## The task
Find and copy each line of the records where the string "overweight" shows up.

— BEGIN Information supplied —

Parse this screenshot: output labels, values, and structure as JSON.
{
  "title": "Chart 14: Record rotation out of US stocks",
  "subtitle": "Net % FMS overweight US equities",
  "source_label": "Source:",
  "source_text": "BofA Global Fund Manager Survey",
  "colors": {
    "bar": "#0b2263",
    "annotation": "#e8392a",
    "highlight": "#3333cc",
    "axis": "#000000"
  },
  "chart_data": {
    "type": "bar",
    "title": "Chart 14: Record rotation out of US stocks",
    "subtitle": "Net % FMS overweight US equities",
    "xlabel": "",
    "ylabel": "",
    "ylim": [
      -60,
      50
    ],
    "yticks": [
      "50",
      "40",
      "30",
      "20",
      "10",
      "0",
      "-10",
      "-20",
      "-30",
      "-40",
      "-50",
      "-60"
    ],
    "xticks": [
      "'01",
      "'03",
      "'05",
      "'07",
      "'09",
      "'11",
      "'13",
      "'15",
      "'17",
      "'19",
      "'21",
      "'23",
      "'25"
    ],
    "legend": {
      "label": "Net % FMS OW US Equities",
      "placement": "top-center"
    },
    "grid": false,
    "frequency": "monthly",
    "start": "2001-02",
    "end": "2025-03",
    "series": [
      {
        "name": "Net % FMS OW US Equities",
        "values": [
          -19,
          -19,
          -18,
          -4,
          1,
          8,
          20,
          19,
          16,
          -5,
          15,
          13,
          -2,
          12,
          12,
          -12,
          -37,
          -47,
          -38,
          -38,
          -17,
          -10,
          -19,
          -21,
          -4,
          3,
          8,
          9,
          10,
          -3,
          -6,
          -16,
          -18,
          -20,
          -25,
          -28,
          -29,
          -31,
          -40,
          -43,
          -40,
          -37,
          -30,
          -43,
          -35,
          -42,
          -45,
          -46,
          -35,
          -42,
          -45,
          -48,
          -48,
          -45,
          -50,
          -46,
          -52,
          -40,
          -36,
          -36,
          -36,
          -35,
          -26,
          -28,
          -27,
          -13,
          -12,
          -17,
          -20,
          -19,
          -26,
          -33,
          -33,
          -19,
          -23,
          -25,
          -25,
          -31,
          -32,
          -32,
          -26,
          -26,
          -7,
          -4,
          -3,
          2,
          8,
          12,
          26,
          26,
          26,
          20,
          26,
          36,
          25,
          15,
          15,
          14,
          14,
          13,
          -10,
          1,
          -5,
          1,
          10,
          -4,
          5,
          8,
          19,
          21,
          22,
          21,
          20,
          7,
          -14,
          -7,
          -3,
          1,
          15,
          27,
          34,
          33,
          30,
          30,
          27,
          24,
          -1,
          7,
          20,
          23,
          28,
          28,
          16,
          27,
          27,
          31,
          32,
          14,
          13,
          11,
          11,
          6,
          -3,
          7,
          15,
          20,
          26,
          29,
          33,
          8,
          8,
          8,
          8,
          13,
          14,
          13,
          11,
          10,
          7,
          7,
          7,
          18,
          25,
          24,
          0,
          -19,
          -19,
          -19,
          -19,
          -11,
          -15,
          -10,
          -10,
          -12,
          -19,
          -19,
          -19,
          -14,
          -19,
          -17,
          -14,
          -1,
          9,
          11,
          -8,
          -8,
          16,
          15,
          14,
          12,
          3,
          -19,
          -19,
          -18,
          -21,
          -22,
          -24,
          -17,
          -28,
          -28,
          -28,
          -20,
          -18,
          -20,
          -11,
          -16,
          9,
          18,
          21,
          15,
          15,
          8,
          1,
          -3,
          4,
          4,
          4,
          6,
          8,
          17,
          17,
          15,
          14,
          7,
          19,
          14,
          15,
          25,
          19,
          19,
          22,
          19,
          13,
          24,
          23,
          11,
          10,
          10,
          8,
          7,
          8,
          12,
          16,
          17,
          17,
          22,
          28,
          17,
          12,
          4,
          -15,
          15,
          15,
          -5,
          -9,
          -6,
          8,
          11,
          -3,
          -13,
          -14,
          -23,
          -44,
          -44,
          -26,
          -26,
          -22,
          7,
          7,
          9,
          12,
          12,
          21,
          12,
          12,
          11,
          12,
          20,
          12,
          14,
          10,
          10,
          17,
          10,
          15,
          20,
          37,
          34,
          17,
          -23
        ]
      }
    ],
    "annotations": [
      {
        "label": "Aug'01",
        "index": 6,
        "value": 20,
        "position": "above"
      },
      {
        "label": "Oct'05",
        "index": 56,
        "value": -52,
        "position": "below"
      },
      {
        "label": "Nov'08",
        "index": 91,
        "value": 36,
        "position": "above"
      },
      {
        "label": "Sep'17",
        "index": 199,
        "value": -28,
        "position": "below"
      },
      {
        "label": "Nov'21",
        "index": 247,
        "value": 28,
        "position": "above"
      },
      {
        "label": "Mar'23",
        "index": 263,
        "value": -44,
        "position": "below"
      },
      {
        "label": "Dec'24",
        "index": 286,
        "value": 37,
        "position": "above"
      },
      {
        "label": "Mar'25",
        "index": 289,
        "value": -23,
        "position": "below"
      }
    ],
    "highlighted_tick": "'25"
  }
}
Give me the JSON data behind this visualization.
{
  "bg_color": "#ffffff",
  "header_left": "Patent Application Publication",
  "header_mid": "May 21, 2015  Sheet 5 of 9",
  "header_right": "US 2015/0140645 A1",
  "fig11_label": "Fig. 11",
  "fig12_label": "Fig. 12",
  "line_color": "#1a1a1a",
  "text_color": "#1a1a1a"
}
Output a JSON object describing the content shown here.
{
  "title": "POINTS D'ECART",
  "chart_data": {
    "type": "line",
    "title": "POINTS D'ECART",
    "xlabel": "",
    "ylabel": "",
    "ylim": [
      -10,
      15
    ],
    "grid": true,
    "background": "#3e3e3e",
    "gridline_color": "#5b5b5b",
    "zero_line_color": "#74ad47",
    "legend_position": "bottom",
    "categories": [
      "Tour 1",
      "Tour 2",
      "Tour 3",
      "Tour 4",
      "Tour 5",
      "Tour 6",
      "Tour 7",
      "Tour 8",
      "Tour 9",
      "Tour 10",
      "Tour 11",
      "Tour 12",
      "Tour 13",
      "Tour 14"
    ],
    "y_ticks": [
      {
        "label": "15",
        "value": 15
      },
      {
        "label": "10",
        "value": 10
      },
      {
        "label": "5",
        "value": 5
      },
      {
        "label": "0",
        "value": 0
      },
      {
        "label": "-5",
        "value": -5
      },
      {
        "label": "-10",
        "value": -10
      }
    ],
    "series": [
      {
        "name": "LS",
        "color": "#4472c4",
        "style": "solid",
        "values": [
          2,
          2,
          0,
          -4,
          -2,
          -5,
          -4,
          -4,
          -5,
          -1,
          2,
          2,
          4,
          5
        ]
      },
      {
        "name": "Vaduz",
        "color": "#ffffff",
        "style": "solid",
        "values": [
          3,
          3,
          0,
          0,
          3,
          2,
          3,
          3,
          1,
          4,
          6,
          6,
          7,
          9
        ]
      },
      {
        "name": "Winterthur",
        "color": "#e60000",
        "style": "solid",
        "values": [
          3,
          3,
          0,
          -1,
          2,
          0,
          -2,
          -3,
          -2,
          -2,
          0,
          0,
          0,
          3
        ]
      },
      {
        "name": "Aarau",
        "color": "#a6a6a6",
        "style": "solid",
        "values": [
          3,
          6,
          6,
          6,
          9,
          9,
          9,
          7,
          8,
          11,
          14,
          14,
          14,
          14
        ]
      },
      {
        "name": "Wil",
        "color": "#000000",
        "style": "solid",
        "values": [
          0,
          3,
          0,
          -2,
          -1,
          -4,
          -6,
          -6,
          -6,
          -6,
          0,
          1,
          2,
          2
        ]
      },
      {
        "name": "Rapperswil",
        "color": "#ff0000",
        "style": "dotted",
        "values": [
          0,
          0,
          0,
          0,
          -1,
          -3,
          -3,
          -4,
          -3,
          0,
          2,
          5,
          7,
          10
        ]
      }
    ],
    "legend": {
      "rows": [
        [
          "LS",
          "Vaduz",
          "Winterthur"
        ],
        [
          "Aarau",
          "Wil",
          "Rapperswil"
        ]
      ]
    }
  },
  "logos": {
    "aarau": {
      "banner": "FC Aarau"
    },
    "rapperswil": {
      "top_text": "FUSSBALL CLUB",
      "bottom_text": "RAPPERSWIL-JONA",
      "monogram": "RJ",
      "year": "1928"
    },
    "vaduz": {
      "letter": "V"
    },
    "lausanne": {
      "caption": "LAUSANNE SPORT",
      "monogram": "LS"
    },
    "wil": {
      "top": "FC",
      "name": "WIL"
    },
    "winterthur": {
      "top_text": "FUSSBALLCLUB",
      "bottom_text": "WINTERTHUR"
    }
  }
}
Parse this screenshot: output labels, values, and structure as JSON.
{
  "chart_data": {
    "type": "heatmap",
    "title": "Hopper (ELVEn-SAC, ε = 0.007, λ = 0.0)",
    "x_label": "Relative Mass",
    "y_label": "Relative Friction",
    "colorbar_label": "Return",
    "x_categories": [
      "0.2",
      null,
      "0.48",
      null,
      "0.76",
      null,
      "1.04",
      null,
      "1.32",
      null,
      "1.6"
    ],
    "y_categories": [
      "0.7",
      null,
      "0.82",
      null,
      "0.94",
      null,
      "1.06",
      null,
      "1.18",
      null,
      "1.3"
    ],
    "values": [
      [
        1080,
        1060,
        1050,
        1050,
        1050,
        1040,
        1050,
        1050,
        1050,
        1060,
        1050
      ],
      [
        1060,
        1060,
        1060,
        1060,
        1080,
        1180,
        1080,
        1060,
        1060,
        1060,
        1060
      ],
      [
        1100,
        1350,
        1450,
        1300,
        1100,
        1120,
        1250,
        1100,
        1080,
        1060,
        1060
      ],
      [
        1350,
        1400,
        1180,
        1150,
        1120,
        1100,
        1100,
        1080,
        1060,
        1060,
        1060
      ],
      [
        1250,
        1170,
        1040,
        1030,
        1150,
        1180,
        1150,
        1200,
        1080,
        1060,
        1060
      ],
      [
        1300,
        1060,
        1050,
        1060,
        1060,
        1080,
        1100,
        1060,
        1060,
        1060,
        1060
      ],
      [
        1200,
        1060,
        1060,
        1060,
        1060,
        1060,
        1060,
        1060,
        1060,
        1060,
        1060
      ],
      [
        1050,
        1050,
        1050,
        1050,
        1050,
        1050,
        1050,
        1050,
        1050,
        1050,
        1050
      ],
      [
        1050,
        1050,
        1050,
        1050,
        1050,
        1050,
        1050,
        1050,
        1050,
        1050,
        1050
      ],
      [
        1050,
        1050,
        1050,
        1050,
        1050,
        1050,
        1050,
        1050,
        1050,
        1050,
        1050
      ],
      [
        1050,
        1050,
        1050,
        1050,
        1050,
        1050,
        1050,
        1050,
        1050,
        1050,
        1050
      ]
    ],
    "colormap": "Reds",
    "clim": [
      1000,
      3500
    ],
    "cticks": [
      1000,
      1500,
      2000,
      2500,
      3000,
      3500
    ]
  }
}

— END Information supplied —

## Solution for this task
  "subtitle": "Net % FMS overweight US equities",
    "subtitle": "Net % FMS overweight US equities",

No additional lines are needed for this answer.